The request: Every entry must be duplicated precisely as written.
┄┄┄┄┄┄┄┄┄┄
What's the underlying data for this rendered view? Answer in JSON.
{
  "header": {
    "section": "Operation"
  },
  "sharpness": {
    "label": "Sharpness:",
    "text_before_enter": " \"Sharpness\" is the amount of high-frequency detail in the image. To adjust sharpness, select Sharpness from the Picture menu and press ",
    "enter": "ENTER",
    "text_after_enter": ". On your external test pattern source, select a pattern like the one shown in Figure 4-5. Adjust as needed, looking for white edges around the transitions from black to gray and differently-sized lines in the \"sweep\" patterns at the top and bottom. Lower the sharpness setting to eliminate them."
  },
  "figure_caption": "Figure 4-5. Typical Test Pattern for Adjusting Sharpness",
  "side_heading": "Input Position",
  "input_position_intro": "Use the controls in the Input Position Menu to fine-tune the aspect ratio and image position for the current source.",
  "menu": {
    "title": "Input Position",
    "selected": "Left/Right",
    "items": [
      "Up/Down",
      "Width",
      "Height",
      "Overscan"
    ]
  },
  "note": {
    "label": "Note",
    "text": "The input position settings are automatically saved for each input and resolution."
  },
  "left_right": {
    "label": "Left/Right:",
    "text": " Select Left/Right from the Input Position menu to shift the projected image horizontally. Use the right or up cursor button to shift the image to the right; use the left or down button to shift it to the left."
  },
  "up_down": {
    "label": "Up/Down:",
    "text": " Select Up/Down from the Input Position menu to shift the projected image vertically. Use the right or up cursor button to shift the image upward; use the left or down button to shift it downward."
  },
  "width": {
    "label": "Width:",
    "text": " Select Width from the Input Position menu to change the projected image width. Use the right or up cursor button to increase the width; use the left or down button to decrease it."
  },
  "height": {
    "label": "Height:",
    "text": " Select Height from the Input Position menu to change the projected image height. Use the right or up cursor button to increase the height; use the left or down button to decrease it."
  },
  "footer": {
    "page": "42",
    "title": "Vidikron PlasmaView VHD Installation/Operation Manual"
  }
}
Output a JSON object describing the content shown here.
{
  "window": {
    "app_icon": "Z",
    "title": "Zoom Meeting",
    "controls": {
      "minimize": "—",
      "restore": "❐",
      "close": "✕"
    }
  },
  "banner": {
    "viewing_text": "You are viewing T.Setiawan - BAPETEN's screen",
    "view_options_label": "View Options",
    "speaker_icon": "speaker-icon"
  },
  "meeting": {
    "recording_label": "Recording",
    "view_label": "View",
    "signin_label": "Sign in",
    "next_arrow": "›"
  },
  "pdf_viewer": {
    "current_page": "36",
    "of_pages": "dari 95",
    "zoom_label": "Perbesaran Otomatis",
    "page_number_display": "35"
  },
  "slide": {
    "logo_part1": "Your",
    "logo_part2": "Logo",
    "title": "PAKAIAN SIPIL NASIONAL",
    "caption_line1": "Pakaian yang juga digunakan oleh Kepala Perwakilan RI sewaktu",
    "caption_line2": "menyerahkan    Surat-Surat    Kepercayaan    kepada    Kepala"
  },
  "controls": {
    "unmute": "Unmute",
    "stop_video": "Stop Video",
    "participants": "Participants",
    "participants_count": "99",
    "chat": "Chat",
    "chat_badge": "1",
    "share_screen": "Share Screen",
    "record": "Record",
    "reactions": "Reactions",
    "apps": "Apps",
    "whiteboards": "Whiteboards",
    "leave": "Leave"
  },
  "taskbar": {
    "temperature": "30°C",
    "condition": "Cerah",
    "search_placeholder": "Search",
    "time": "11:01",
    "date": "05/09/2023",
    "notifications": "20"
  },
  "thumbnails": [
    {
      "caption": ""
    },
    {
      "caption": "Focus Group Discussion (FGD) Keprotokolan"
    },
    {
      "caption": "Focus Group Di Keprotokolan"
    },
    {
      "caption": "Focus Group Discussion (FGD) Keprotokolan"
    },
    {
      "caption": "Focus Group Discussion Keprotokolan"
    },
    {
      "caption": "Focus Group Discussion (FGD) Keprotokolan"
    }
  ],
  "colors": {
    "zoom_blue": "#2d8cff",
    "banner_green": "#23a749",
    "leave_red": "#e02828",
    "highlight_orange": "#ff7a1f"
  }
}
┄┄┄┄┄┄┄┄┄┄
Exercise output:
What's the underlying data for this rendered view? Answer in JSON.
{
  "header": {
    "section": "Operation"
  },
  "sharpness": {
    "label": "Sharpness:",
    "text_before_enter": " \"Sharpness\" is the amount of high-frequency detail in the image. To adjust sharpness, select Sharpness from the Picture menu and press ",
    "enter": "ENTER",
    "text_after_enter": ". On your external test pattern source, select a pattern like the one shown in Figure 4-5. Adjust as needed, looking for white edges around the transitions from black to gray and differently-sized lines in the \"sweep\" patterns at the top and bottom. Lower the sharpness setting to eliminate them."
  },
  "figure_caption": "Figure 4-5. Typical Test Pattern for Adjusting Sharpness",
  "side_heading": "Input Position",
  "input_position_intro": "Use the controls in the Input Position Menu to fine-tune the aspect ratio and image position for the current source.",
  "menu": {
    "title": "Input Position",
    "selected": "Left/Right",
    "items": [
      "Up/Down",
      "Width",
      "Height",
      "Overscan"
    ]
  },
  "note": {
    "label": "Note",
    "text": "The input position settings are automatically saved for each input and resolution."
  },
  "left_right": {
    "label": "Left/Right:",
    "text": " Select Left/Right from the Input Position menu to shift the projected image horizontally. Use the right or up cursor button to shift the image to the right; use the left or down button to shift it to the left."
  },
  "up_down": {
    "label": "Up/Down:",
    "text": " Select Up/Down from the Input Position menu to shift the projected image vertically. Use the right or up cursor button to shift the image upward; use the left or down button to shift it downward."
  },
  "width": {
    "label": "Width:",
    "text": " Select Width from the Input Position menu to change the projected image width. Use the right or up cursor button to increase the width; use the left or down button to decrease it."
  },
  "height": {
    "label": "Height:",
    "text": " Select Height from the Input Position menu to change the projected image height. Use the right or up cursor button to increase the height; use the left or down button to decrease it."
  },
  "footer": {
    "page": "42",
    "title": "Vidikron PlasmaView VHD Installation/Operation Manual"
  }
}
Output a JSON object describing the content shown here.
{
  "window": {
    "app_icon": "Z",
    "title": "Zoom Meeting",
    "controls": {
      "minimize": "—",
      "restore": "❐",
      "close": "✕"
    }
  },
  "banner": {
    "viewing_text": "You are viewing T.Setiawan - BAPETEN's screen",
    "view_options_label": "View Options",
    "speaker_icon": "speaker-icon"
  },
  "meeting": {
    "recording_label": "Recording",
    "view_label": "View",
    "signin_label": "Sign in",
    "next_arrow": "›"
  },
  "pdf_viewer": {
    "current_page": "36",
    "of_pages": "dari 95",
    "zoom_label": "Perbesaran Otomatis",
    "page_number_display": "35"
  },
  "slide": {
    "logo_part1": "Your",
    "logo_part2": "Logo",
    "title": "PAKAIAN SIPIL NASIONAL",
    "caption_line1": "Pakaian yang juga digunakan oleh Kepala Perwakilan RI sewaktu",
    "caption_line2": "menyerahkan    Surat-Surat    Kepercayaan    kepada    Kepala"
  },
  "controls": {
    "unmute": "Unmute",
    "stop_video": "Stop Video",
    "participants": "Participants",
    "participants_count": "99",
    "chat": "Chat",
    "chat_badge": "1",
    "share_screen": "Share Screen",
    "record": "Record",
    "reactions": "Reactions",
    "apps": "Apps",
    "whiteboards": "Whiteboards",
    "leave": "Leave"
  },
  "taskbar": {
    "temperature": "30°C",
    "condition": "Cerah",
    "search_placeholder": "Search",
    "time": "11:01",
    "date": "05/09/2023",
    "notifications": "20"
  },
  "thumbnails": [
    {
      "caption": ""
    },
    {
      "caption": "Focus Group Discussion (FGD) Keprotokolan"
    },
    {
      "caption": "Focus Group Di Keprotokolan"
    },
    {
      "caption": "Focus Group Discussion (FGD) Keprotokolan"
    },
    {
      "caption": "Focus Group Discussion Keprotokolan"
    },
    {
      "caption": "Focus Group Discussion (FGD) Keprotokolan"
    }
  ],
  "colors": {
    "zoom_blue": "#2d8cff",
    "banner_green": "#23a749",
    "leave_red": "#e02828",
    "highlight_orange": "#ff7a1f"
  }
}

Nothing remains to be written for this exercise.